**Task description**: Please reproduce the article on infanticide cases below in full, word for word.

Infanticide cases not uncommon
To most people, it is inconceivable that a mother might abandon or even kill her newborn baby. But there are, in fact, very specific factors which lead to such an act. As reported in yesterday’s Sunday Newsday, a 14-year-old girl last Friday buried her baby alive in a shallow grave after giving birth in an outside bathroom. The Princes Town teenager had kept her pregnancy hidden from her mother, and delivered the baby herself. She then went into the forest and put the baby in a two-foot-deep hole, covering him with dry leaves, soil, and bamboo. The infant was saved only because a villager had seen her carrying the child and found him after a search.
So what could have led the mother to commit such a heinous act? In cases of baby abandonment or infanticide, the mother is usually young, poor, and lacking in social support. The exception is when a mother has had many children previously in a short space of time — five babies within five to seven years, for example — which increases the risk of post-partum depression. In this state, the mother rejects the baby and may even try to harm it. Such reactions are not a perversion of human nature, but are in fact deeply rooted in our psyche. In the harsh environment of our ancestors, hard choices often had to be made by women. If resources — food and water — were limited, then keeping a newborn could well have meant that the older children would suffer and even die.

**Supplied data**:
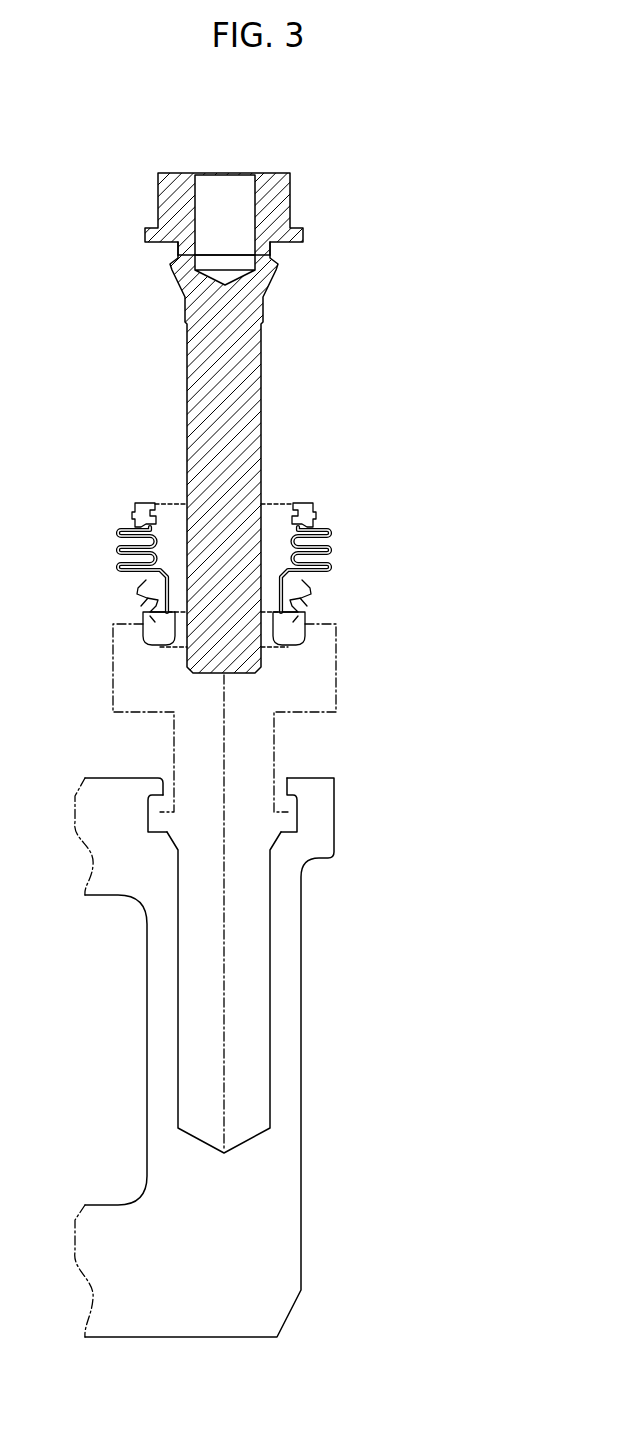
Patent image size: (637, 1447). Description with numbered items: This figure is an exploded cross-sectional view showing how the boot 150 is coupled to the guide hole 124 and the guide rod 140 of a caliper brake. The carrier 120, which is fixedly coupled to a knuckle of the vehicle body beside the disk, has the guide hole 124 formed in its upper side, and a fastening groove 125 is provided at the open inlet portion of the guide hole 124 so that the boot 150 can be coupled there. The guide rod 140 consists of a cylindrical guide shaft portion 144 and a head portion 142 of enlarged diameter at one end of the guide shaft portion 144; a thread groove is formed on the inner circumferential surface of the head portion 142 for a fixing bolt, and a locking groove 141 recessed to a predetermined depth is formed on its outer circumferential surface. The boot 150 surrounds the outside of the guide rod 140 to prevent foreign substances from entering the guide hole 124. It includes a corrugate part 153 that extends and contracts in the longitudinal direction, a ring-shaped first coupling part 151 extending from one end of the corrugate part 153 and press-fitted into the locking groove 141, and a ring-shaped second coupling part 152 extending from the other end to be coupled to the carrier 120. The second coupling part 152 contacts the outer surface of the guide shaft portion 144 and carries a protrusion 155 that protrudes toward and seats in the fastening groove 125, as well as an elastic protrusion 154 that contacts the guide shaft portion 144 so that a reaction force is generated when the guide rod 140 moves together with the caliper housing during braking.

The carrier 120 is at (292, 1222).
The guide hole 124 is at (265, 997).
The fastening groove 125 is at (298, 808).
The guide rod 140 is at (375, 205).
The locking groove 141 is at (176, 250).
The head portion 142 is at (283, 207).
The guide shaft portion 144 is at (263, 331).
The boot 150 is at (378, 528).
The first coupling part 151 is at (305, 513).
The second coupling part 152 is at (315, 617).
The corrugate part 153 is at (333, 548).
The elastic protrusion 154 is at (172, 617).
The protrusion 155 is at (147, 610).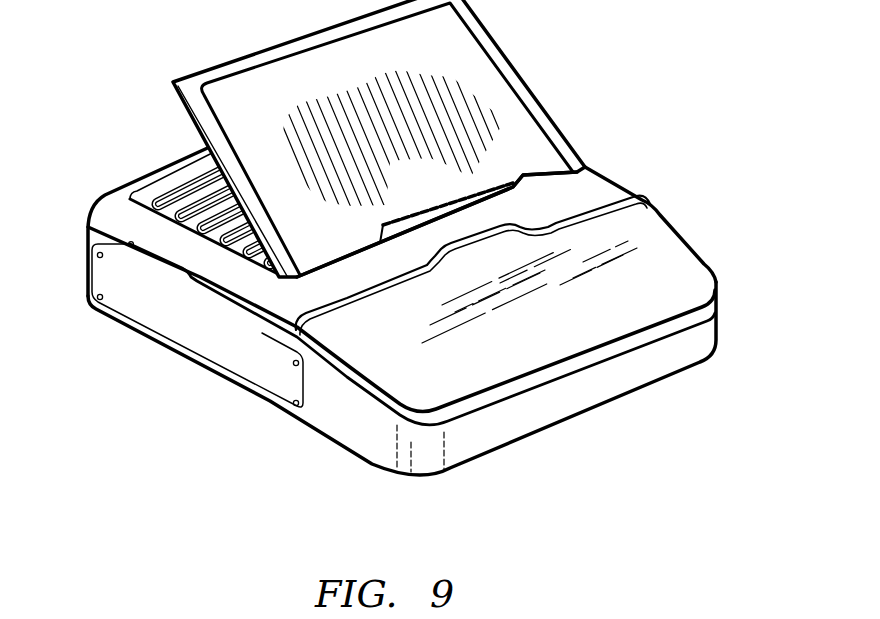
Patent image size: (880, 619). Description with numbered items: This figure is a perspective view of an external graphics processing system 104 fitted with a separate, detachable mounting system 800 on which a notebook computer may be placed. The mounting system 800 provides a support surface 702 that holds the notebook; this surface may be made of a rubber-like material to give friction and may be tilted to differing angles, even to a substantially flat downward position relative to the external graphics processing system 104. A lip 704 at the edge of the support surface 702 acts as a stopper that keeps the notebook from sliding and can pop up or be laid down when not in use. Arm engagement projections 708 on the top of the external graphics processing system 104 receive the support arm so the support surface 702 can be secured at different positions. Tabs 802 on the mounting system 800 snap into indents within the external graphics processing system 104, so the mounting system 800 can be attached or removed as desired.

The external graphics processing system 104 is at (718, 332).
The support surface 702 is at (503, 85).
The lip 704 is at (520, 178).
The arm engagement projections 708 is at (197, 192).
The mounting system 800 is at (240, 287).
The tabs 802 is at (129, 246).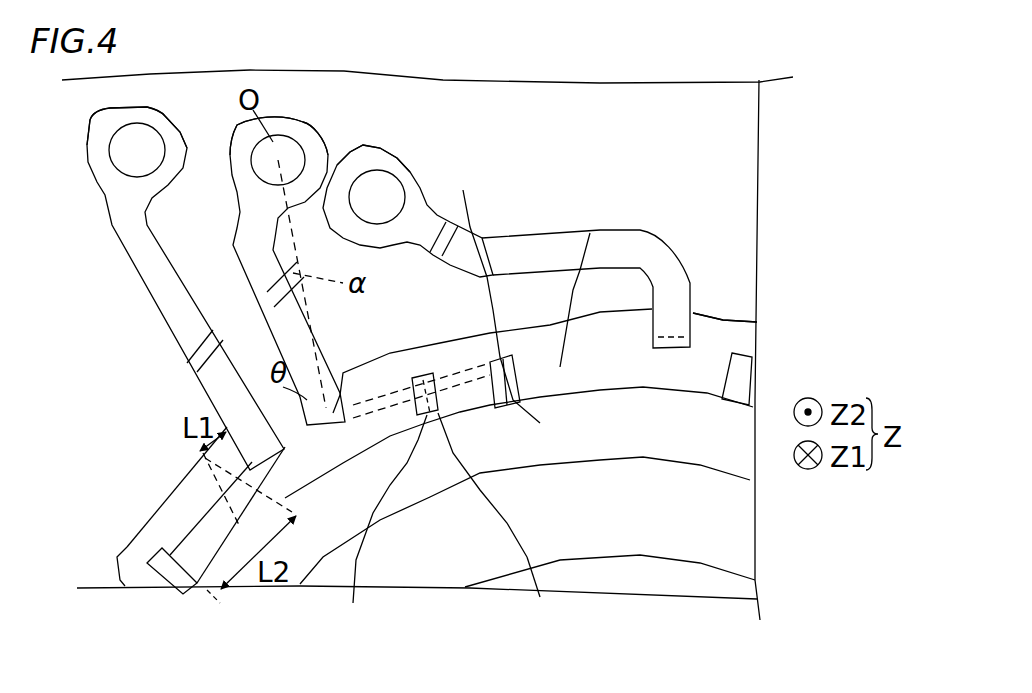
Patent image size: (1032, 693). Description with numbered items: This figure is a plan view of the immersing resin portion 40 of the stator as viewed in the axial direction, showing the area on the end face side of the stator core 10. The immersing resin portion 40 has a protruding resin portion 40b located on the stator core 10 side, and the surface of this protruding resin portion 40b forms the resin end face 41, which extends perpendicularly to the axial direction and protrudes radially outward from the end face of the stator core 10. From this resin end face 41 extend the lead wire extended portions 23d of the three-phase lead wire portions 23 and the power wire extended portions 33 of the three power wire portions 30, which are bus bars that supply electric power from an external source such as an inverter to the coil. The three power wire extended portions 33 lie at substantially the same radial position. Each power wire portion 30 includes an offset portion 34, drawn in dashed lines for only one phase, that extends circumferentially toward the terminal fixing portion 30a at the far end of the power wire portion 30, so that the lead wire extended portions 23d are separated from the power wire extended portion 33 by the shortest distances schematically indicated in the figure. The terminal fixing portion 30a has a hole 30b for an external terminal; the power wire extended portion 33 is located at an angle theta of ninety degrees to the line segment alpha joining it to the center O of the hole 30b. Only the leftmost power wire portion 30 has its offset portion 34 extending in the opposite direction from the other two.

The stator core 10 is at (435, 526).
The lead wire portion 23 is at (503, 540).
The lead wire extended portion 23d is at (505, 398).
The power wire portion 30 is at (378, 288).
The terminal fixing portion 30a is at (269, 133).
The hole 30b is at (257, 149).
The power wire extended portion 33 is at (568, 266).
The offset portion 34 is at (421, 357).
The immersing resin portion 40 is at (578, 121).
The protruding resin portion 40b is at (598, 242).
The resin end face 41 is at (740, 340).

**The result**:
Infanticide cases not uncommon
To most people, it is inconceivable that a mother might abandon or even kill her newborn baby. But there are, in fact, very specific factors which lead to such an act. As reported in yesterday’s Sunday Newsday, a 14-year-old girl last Friday buried her baby alive in a shallow grave after giving birth in an outside bathroom. The Princes Town teenager had kept her pregnancy hidden from her mother, and delivered the baby herself. She then went into the forest and put the baby in a two-foot-deep hole, covering him with dry leaves, soil, and bamboo. The infant was saved only because a villager had seen her carrying the child and found him after a search.
So what could have led the mother to commit such a heinous act? In cases of baby abandonment or infanticide, the mother is usually young, poor, and lacking in social support. The exception is when a mother has had many children previously in a short space of time — five babies within five to seven years, for example — which increases the risk of post-partum depression. In this state, the mother rejects the baby and may even try to harm it. Such reactions are not a perversion of human nature, but are in fact deeply rooted in our psyche. In the harsh environment of our ancestors, hard choices often had to be made by women. If resources — food and water — were limited, then keeping a newborn could well have meant that the older children would suffer and even die.